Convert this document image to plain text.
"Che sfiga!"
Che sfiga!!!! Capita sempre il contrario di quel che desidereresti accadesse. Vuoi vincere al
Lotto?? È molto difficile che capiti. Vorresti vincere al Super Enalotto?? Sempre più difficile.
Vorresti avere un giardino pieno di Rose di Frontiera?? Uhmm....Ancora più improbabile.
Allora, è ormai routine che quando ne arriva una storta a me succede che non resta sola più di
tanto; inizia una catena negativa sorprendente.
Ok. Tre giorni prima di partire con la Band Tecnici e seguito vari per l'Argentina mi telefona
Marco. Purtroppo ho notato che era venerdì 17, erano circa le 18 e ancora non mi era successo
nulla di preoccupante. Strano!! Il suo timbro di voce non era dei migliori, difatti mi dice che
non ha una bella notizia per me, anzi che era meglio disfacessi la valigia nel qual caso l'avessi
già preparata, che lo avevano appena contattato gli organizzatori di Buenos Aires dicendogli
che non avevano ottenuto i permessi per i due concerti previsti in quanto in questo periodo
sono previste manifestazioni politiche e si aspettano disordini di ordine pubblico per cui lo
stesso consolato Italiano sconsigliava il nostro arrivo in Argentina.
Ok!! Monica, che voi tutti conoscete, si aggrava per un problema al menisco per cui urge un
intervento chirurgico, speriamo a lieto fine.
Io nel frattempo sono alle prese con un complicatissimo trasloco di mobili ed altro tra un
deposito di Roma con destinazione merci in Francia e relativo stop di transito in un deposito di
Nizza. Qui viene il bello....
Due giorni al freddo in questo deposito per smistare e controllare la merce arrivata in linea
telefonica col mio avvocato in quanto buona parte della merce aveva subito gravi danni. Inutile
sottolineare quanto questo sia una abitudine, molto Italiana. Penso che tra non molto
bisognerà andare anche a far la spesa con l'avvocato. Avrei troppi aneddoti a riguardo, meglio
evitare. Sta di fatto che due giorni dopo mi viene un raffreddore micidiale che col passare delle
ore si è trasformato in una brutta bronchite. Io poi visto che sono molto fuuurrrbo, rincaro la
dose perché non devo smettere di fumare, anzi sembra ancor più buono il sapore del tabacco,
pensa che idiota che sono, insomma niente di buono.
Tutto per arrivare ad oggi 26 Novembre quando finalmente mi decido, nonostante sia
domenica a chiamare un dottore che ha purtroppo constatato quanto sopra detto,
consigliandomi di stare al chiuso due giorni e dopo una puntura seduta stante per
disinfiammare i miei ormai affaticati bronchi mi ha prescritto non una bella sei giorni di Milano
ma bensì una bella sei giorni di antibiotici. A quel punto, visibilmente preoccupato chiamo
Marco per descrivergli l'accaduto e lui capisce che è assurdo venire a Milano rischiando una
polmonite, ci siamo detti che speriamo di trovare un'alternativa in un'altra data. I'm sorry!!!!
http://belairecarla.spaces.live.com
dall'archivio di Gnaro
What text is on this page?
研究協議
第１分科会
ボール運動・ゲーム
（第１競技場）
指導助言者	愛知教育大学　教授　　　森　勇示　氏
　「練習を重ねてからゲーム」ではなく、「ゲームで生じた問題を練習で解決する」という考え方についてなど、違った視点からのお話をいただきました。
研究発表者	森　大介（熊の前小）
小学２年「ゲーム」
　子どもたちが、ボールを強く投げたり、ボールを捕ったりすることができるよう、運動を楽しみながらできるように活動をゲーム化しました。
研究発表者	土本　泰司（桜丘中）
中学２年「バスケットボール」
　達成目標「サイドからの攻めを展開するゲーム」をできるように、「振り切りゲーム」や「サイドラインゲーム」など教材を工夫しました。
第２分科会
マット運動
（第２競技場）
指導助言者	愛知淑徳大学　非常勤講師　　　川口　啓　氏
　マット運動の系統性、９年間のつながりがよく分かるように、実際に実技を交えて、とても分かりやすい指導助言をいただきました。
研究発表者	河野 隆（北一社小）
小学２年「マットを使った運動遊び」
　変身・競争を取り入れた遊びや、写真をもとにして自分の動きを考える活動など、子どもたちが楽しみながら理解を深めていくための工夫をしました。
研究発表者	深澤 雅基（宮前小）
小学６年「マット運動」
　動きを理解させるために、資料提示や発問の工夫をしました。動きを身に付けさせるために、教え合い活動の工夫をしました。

+===+

Task brief: Copy each entry exactly, with nothing added or dropped.

Completed task:
Convert this document image to plain text.
"Che sfiga!"
Che sfiga!!!! Capita sempre il contrario di quel che desidereresti accadesse. Vuoi vincere al
Lotto?? È molto difficile che capiti. Vorresti vincere al Super Enalotto?? Sempre più difficile.
Vorresti avere un giardino pieno di Rose di Frontiera?? Uhmm....Ancora più improbabile.
Allora, è ormai routine che quando ne arriva una storta a me succede che non resta sola più di
tanto; inizia una catena negativa sorprendente.
Ok. Tre giorni prima di partire con la Band Tecnici e seguito vari per l'Argentina mi telefona
Marco. Purtroppo ho notato che era venerdì 17, erano circa le 18 e ancora non mi era successo
nulla di preoccupante. Strano!! Il suo timbro di voce non era dei migliori, difatti mi dice che
non ha una bella notizia per me, anzi che era meglio disfacessi la valigia nel qual caso l'avessi
già preparata, che lo avevano appena contattato gli organizzatori di Buenos Aires dicendogli
che non avevano ottenuto i permessi per i due concerti previsti in quanto in questo periodo
sono previste manifestazioni politiche e si aspettano disordini di ordine pubblico per cui lo
stesso consolato Italiano sconsigliava il nostro arrivo in Argentina.
Ok!! Monica, che voi tutti conoscete, si aggrava per un problema al menisco per cui urge un
intervento chirurgico, speriamo a lieto fine.
Io nel frattempo sono alle prese con un complicatissimo trasloco di mobili ed altro tra un
deposito di Roma con destinazione merci in Francia e relativo stop di transito in un deposito di
Nizza. Qui viene il bello....
Due giorni al freddo in questo deposito per smistare e controllare la merce arrivata in linea
telefonica col mio avvocato in quanto buona parte della merce aveva subito gravi danni. Inutile
sottolineare quanto questo sia una abitudine, molto Italiana. Penso che tra non molto
bisognerà andare anche a far la spesa con l'avvocato. Avrei troppi aneddoti a riguardo, meglio
evitare. Sta di fatto che due giorni dopo mi viene un raffreddore micidiale che col passare delle
ore si è trasformato in una brutta bronchite. Io poi visto che sono molto fuuurrrbo, rincaro la
dose perché non devo smettere di fumare, anzi sembra ancor più buono il sapore del tabacco,
pensa che idiota che sono, insomma niente di buono.
Tutto per arrivare ad oggi 26 Novembre quando finalmente mi decido, nonostante sia
domenica a chiamare un dottore che ha purtroppo constatato quanto sopra detto,
consigliandomi di stare al chiuso due giorni e dopo una puntura seduta stante per
disinfiammare i miei ormai affaticati bronchi mi ha prescritto non una bella sei giorni di Milano
ma bensì una bella sei giorni di antibiotici. A quel punto, visibilmente preoccupato chiamo
Marco per descrivergli l'accaduto e lui capisce che è assurdo venire a Milano rischiando una
polmonite, ci siamo detti che speriamo di trovare un'alternativa in un'altra data. I'm sorry!!!!
http://belairecarla.spaces.live.com
dall'archivio di Gnaro
What text is on this page?
研究協議
第１分科会
ボール運動・ゲーム
（第１競技場）
指導助言者	愛知教育大学　教授　　　森　勇示　氏
　「練習を重ねてからゲーム」ではなく、「ゲームで生じた問題を練習で解決する」という考え方についてなど、違った視点からのお話をいただきました。
研究発表者	森　大介（熊の前小）
小学２年「ゲーム」
　子どもたちが、ボールを強く投げたり、ボールを捕ったりすることができるよう、運動を楽しみながらできるように活動をゲーム化しました。
研究発表者	土本　泰司（桜丘中）
中学２年「バスケットボール」
　達成目標「サイドからの攻めを展開するゲーム」をできるように、「振り切りゲーム」や「サイドラインゲーム」など教材を工夫しました。
第２分科会
マット運動
（第２競技場）
指導助言者	愛知淑徳大学　非常勤講師　　　川口　啓　氏
　マット運動の系統性、９年間のつながりがよく分かるように、実際に実技を交えて、とても分かりやすい指導助言をいただきました。
研究発表者	河野 隆（北一社小）
小学２年「マットを使った運動遊び」
　変身・競争を取り入れた遊びや、写真をもとにして自分の動きを考える活動など、子どもたちが楽しみながら理解を深めていくための工夫をしました。
研究発表者	深澤 雅基（宮前小）
小学６年「マット運動」
　動きを理解させるために、資料提示や発問の工夫をしました。動きを身に付けさせるために、教え合い活動の工夫をしました。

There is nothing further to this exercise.